Supplied records —
━━━━━━━━━━━━━━━━━━━━━━━━━━━━━━

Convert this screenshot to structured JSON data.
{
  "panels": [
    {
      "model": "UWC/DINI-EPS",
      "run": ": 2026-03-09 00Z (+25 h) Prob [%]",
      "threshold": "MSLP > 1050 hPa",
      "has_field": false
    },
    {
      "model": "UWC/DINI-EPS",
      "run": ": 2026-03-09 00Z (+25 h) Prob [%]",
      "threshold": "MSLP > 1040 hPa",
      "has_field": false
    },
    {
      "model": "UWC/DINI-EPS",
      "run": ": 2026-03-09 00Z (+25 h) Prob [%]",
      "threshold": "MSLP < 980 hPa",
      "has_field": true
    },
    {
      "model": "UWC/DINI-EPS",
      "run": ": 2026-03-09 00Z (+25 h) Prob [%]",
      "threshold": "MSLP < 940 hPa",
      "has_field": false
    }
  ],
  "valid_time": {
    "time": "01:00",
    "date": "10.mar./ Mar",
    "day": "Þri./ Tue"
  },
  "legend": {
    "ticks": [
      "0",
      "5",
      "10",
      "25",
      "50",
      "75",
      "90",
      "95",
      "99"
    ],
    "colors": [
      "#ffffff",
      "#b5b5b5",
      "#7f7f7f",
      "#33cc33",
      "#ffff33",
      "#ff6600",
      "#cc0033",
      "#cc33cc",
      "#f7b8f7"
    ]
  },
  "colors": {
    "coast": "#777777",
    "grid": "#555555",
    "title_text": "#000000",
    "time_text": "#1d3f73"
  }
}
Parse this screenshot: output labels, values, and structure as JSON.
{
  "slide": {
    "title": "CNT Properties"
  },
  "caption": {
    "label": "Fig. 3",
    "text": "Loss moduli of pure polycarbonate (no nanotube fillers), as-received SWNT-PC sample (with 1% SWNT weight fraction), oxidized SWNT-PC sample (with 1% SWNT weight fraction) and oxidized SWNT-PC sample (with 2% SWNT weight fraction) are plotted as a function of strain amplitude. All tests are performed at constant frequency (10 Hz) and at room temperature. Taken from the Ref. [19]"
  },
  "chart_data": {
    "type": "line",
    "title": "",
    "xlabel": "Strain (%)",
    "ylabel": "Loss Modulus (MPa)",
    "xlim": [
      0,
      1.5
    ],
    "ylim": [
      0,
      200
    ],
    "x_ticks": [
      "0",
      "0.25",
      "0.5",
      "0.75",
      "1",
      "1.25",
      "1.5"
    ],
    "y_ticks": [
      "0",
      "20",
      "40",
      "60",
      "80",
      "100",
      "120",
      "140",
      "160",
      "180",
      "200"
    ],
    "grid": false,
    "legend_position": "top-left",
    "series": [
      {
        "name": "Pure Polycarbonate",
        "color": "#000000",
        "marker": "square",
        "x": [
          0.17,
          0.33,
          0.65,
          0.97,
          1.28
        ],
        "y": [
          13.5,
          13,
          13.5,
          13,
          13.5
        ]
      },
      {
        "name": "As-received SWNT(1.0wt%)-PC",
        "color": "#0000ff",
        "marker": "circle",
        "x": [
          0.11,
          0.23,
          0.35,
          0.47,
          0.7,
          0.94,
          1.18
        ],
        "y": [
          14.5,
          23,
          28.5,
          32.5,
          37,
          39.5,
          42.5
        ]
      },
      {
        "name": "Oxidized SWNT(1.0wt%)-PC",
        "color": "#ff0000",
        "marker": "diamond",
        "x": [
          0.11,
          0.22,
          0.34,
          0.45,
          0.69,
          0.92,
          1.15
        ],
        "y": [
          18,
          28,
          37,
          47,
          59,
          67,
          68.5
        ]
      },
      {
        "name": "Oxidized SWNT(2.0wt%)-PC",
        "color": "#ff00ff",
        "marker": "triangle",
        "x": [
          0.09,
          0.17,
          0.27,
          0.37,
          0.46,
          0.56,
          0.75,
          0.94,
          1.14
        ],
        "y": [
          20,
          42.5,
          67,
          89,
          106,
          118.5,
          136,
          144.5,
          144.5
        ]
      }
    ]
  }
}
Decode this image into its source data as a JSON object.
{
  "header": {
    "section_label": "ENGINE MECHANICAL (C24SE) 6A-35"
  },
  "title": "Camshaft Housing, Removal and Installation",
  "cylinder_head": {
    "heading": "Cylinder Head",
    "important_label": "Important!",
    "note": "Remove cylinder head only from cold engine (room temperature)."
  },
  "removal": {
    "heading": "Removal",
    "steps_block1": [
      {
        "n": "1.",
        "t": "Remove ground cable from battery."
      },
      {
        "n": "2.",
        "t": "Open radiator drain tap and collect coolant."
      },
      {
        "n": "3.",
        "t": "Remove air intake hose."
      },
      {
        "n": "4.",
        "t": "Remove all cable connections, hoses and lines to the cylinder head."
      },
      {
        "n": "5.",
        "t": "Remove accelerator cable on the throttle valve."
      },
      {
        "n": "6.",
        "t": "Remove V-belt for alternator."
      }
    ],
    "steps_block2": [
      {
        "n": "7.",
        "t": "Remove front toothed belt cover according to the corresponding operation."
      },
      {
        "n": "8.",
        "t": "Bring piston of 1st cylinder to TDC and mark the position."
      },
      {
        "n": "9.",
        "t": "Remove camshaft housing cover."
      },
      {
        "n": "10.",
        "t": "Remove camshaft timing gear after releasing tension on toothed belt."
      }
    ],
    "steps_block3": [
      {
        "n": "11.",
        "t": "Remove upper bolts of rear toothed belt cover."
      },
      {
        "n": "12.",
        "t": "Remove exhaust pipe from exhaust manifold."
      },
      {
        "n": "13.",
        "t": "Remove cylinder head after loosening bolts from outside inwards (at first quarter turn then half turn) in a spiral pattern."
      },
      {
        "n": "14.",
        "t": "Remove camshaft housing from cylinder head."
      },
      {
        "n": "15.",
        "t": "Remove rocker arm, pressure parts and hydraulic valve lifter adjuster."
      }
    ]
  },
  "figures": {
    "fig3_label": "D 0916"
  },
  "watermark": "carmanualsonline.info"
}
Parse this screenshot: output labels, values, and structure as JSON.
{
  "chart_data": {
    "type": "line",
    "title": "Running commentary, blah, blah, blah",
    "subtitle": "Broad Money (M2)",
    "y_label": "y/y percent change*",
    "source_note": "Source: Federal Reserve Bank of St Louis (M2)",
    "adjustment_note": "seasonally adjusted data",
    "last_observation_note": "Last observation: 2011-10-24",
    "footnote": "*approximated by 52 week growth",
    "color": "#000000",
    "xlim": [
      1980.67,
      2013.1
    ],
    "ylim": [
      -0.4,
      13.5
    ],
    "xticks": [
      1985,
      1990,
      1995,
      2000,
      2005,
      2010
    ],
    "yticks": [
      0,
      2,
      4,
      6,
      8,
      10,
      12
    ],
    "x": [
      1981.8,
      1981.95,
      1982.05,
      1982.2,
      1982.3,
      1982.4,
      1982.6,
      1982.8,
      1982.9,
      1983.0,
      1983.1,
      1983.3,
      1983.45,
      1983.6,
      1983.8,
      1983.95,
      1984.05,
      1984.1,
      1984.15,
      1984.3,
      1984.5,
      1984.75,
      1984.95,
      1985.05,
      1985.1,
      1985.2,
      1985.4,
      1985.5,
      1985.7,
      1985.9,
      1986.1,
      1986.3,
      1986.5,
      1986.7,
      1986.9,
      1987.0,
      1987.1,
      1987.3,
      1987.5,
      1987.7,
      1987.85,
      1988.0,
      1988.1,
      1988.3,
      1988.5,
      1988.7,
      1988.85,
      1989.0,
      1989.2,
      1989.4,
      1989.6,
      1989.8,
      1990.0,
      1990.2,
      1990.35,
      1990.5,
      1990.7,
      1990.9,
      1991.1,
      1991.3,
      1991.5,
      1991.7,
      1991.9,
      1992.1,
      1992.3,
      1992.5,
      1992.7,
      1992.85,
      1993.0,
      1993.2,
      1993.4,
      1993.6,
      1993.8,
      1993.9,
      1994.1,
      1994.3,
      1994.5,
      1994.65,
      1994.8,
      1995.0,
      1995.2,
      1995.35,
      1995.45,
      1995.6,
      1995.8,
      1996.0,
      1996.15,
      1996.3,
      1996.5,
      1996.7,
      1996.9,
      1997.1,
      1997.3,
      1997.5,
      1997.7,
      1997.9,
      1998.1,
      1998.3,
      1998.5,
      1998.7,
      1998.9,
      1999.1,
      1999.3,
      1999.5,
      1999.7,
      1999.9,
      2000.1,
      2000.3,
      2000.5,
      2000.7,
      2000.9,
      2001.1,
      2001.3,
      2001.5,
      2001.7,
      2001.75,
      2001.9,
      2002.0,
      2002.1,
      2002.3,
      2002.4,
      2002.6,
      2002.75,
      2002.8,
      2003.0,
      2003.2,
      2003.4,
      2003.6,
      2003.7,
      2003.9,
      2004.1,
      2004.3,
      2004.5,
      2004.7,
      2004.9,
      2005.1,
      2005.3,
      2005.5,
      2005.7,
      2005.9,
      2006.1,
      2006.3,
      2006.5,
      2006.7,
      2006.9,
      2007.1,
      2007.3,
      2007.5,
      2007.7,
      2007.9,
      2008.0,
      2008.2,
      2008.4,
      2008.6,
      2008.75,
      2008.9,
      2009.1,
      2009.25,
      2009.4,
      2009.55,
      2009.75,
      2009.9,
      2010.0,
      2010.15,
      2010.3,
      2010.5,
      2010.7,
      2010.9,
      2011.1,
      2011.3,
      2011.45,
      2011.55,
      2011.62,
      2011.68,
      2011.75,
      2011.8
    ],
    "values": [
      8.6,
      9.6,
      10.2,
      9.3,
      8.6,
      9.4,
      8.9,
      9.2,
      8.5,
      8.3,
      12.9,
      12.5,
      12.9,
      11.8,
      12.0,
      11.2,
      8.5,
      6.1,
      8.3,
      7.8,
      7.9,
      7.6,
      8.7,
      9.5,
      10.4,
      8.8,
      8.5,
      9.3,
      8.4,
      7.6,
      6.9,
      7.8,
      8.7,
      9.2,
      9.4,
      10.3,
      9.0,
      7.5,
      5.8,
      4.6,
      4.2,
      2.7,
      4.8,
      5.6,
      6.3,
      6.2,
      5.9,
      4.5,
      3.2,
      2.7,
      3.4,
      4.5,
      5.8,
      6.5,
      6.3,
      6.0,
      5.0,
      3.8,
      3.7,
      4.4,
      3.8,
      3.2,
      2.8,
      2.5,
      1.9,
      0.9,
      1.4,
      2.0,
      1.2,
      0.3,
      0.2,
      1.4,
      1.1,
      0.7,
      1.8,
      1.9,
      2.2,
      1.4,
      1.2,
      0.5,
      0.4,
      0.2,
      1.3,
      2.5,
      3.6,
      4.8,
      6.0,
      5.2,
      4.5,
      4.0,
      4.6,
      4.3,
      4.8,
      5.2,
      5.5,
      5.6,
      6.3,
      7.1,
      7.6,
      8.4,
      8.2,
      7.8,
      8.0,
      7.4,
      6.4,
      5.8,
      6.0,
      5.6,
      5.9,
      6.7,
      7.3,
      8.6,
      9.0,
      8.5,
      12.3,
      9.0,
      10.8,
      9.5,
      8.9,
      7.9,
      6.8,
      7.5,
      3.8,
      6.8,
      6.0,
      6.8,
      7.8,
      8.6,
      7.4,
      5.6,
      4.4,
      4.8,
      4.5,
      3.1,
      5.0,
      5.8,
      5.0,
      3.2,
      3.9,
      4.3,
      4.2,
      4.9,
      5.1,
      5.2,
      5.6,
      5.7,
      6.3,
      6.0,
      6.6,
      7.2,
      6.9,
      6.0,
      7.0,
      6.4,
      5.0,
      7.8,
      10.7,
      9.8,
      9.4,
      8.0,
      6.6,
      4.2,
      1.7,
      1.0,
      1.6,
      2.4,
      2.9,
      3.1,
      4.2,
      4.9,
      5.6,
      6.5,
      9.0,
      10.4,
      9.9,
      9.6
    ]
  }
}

━━━━━━━━━━━━━━━━━━━━━━━━━━━━━━

What to work on —
Find how many lines of the material carry the string "MSLP". Only the number should be in the answer.

Answer to this task —
4